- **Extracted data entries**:
* * *
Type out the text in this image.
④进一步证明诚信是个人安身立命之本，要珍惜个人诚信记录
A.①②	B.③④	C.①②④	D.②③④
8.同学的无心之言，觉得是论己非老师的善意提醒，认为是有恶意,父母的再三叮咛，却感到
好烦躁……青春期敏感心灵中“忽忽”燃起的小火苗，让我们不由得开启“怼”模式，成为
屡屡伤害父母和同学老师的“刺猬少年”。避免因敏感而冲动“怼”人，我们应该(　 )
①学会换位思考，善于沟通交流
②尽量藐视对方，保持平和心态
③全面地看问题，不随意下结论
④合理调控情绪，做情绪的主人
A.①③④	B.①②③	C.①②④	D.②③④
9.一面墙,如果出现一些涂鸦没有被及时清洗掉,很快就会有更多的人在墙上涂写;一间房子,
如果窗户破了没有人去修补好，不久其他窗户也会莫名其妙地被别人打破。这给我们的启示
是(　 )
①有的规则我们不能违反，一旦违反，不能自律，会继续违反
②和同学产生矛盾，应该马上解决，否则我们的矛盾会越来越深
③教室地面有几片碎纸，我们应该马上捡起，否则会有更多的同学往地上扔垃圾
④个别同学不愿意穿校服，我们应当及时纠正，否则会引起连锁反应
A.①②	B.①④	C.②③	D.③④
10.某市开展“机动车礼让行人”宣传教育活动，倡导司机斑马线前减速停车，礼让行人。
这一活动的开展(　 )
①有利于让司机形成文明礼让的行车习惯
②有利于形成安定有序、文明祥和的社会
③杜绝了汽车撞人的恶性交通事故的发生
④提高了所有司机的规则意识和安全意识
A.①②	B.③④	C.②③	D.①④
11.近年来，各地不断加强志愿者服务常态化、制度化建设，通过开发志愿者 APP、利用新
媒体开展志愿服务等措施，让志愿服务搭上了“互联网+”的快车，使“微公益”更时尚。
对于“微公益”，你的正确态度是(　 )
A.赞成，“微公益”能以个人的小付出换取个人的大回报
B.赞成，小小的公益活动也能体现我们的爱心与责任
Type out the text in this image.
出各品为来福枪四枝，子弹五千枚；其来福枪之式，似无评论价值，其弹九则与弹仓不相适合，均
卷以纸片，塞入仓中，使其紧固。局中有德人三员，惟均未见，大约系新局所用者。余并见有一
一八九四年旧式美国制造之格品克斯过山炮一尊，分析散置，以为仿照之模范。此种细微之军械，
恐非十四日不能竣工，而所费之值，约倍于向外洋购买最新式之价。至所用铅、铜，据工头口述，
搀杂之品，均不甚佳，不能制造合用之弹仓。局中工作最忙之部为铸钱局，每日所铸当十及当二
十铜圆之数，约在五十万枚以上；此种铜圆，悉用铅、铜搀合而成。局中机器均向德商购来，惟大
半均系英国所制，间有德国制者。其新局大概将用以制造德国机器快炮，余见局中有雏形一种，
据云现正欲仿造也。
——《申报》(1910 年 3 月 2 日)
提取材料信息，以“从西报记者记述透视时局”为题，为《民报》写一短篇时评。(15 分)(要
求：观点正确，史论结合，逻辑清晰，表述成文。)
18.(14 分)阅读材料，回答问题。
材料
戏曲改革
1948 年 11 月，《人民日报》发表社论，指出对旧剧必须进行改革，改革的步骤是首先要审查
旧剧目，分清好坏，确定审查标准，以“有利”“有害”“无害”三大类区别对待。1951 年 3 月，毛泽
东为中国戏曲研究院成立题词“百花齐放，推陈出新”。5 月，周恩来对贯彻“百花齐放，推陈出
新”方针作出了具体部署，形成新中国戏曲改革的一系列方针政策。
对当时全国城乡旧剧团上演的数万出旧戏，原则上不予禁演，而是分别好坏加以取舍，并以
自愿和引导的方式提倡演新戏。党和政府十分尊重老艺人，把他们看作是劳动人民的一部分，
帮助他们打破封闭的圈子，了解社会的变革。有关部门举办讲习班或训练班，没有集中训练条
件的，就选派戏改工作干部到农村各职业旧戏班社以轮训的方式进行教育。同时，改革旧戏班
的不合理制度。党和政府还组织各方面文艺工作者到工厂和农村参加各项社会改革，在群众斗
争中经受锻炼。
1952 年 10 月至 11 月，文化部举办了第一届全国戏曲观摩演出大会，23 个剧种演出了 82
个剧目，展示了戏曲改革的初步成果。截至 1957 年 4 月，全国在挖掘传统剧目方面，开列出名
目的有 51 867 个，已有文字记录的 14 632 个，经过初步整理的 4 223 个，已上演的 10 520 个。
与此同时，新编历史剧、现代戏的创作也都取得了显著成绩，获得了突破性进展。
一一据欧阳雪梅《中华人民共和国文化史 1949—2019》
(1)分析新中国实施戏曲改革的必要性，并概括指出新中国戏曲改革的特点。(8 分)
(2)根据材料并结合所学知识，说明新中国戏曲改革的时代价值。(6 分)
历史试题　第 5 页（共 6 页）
* * *
- **Brief**: Extract, word for word, each line of the listing above.

- **Result for this task**:
Type out the text in this image.
④进一步证明诚信是个人安身立命之本，要珍惜个人诚信记录
A.①②	B.③④	C.①②④	D.②③④
8.同学的无心之言，觉得是论己非老师的善意提醒，认为是有恶意,父母的再三叮咛，却感到
好烦躁……青春期敏感心灵中“忽忽”燃起的小火苗，让我们不由得开启“怼”模式，成为
屡屡伤害父母和同学老师的“刺猬少年”。避免因敏感而冲动“怼”人，我们应该(　 )
①学会换位思考，善于沟通交流
②尽量藐视对方，保持平和心态
③全面地看问题，不随意下结论
④合理调控情绪，做情绪的主人
A.①③④	B.①②③	C.①②④	D.②③④
9.一面墙,如果出现一些涂鸦没有被及时清洗掉,很快就会有更多的人在墙上涂写;一间房子,
如果窗户破了没有人去修补好，不久其他窗户也会莫名其妙地被别人打破。这给我们的启示
是(　 )
①有的规则我们不能违反，一旦违反，不能自律，会继续违反
②和同学产生矛盾，应该马上解决，否则我们的矛盾会越来越深
③教室地面有几片碎纸，我们应该马上捡起，否则会有更多的同学往地上扔垃圾
④个别同学不愿意穿校服，我们应当及时纠正，否则会引起连锁反应
A.①②	B.①④	C.②③	D.③④
10.某市开展“机动车礼让行人”宣传教育活动，倡导司机斑马线前减速停车，礼让行人。
这一活动的开展(　 )
①有利于让司机形成文明礼让的行车习惯
②有利于形成安定有序、文明祥和的社会
③杜绝了汽车撞人的恶性交通事故的发生
④提高了所有司机的规则意识和安全意识
A.①②	B.③④	C.②③	D.①④
11.近年来，各地不断加强志愿者服务常态化、制度化建设，通过开发志愿者 APP、利用新
媒体开展志愿服务等措施，让志愿服务搭上了“互联网+”的快车，使“微公益”更时尚。
对于“微公益”，你的正确态度是(　 )
A.赞成，“微公益”能以个人的小付出换取个人的大回报
B.赞成，小小的公益活动也能体现我们的爱心与责任
Type out the text in this image.
出各品为来福枪四枝，子弹五千枚；其来福枪之式，似无评论价值，其弹九则与弹仓不相适合，均
卷以纸片，塞入仓中，使其紧固。局中有德人三员，惟均未见，大约系新局所用者。余并见有一
一八九四年旧式美国制造之格品克斯过山炮一尊，分析散置，以为仿照之模范。此种细微之军械，
恐非十四日不能竣工，而所费之值，约倍于向外洋购买最新式之价。至所用铅、铜，据工头口述，
搀杂之品，均不甚佳，不能制造合用之弹仓。局中工作最忙之部为铸钱局，每日所铸当十及当二
十铜圆之数，约在五十万枚以上；此种铜圆，悉用铅、铜搀合而成。局中机器均向德商购来，惟大
半均系英国所制，间有德国制者。其新局大概将用以制造德国机器快炮，余见局中有雏形一种，
据云现正欲仿造也。
——《申报》(1910 年 3 月 2 日)
提取材料信息，以“从西报记者记述透视时局”为题，为《民报》写一短篇时评。(15 分)(要
求：观点正确，史论结合，逻辑清晰，表述成文。)
18.(14 分)阅读材料，回答问题。
材料
戏曲改革
1948 年 11 月，《人民日报》发表社论，指出对旧剧必须进行改革，改革的步骤是首先要审查
旧剧目，分清好坏，确定审查标准，以“有利”“有害”“无害”三大类区别对待。1951 年 3 月，毛泽
东为中国戏曲研究院成立题词“百花齐放，推陈出新”。5 月，周恩来对贯彻“百花齐放，推陈出
新”方针作出了具体部署，形成新中国戏曲改革的一系列方针政策。
对当时全国城乡旧剧团上演的数万出旧戏，原则上不予禁演，而是分别好坏加以取舍，并以
自愿和引导的方式提倡演新戏。党和政府十分尊重老艺人，把他们看作是劳动人民的一部分，
帮助他们打破封闭的圈子，了解社会的变革。有关部门举办讲习班或训练班，没有集中训练条
件的，就选派戏改工作干部到农村各职业旧戏班社以轮训的方式进行教育。同时，改革旧戏班
的不合理制度。党和政府还组织各方面文艺工作者到工厂和农村参加各项社会改革，在群众斗
争中经受锻炼。
1952 年 10 月至 11 月，文化部举办了第一届全国戏曲观摩演出大会，23 个剧种演出了 82
个剧目，展示了戏曲改革的初步成果。截至 1957 年 4 月，全国在挖掘传统剧目方面，开列出名
目的有 51 867 个，已有文字记录的 14 632 个，经过初步整理的 4 223 个，已上演的 10 520 个。
与此同时，新编历史剧、现代戏的创作也都取得了显著成绩，获得了突破性进展。
一一据欧阳雪梅《中华人民共和国文化史 1949—2019》
(1)分析新中国实施戏曲改革的必要性，并概括指出新中国戏曲改革的特点。(8 分)
(2)根据材料并结合所学知识，说明新中国戏曲改革的时代价值。(6 分)
历史试题　第 5 页（共 6 页）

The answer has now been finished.